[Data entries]
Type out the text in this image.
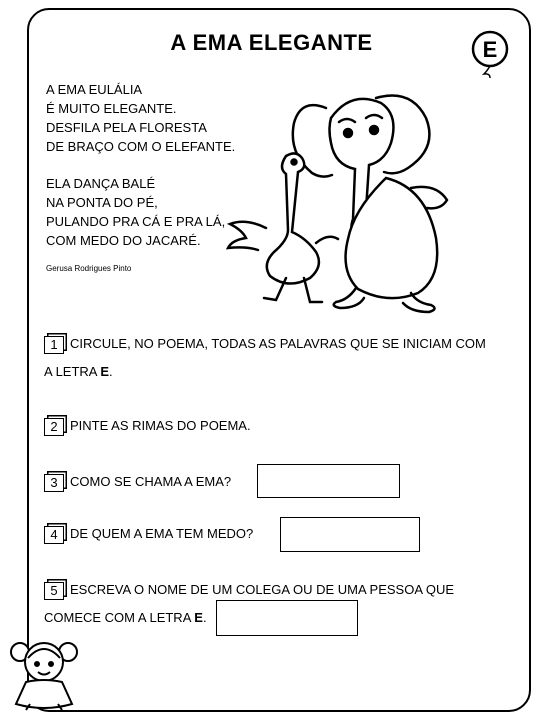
A EMA ELEGANTE	E
A EMA EULÁLIA
É MUITO ELEGANTE.
DESFILA PELA FLORESTA
DE BRAÇO COM O ELEFANTE.
ELA DANÇA BALÉ
NA PONTA DO PÉ,
PULANDO PRA CÁ E PRA LÁ,
COM MEDO DO JACARÉ.
Gerusa Rodrigues Pinto
1 CIRCULE, NO POEMA, TODAS AS PALAVRAS QUE SE INICIAM COM
A LETRA E.
2 PINTE AS RIMAS DO POEMA.
3 COMO SE CHAMA A EMA?
4 DE QUEM A EMA TEM MEDO?
5 ESCREVA O NOME DE UM COLEGA OU DE UMA PESSOA QUE
COMECE COM A LETRA E.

▶ **REQUIRED TASK**: Return the listing above unchanged, apart from dropping its pictures.

▶ **WRITTEN ANSWER**:
Type out the text in this image.
A EMA ELEGANTE	E
A EMA EULÁLIA
É MUITO ELEGANTE.
DESFILA PELA FLORESTA
DE BRAÇO COM O ELEFANTE.
ELA DANÇA BALÉ
NA PONTA DO PÉ,
PULANDO PRA CÁ E PRA LÁ,
COM MEDO DO JACARÉ.
Gerusa Rodrigues Pinto
1 CIRCULE, NO POEMA, TODAS AS PALAVRAS QUE SE INICIAM COM
A LETRA E.
2 PINTE AS RIMAS DO POEMA.
3 COMO SE CHAMA A EMA?
4 DE QUEM A EMA TEM MEDO?
5 ESCREVA O NOME DE UM COLEGA OU DE UMA PESSOA QUE
COMECE COM A LETRA E.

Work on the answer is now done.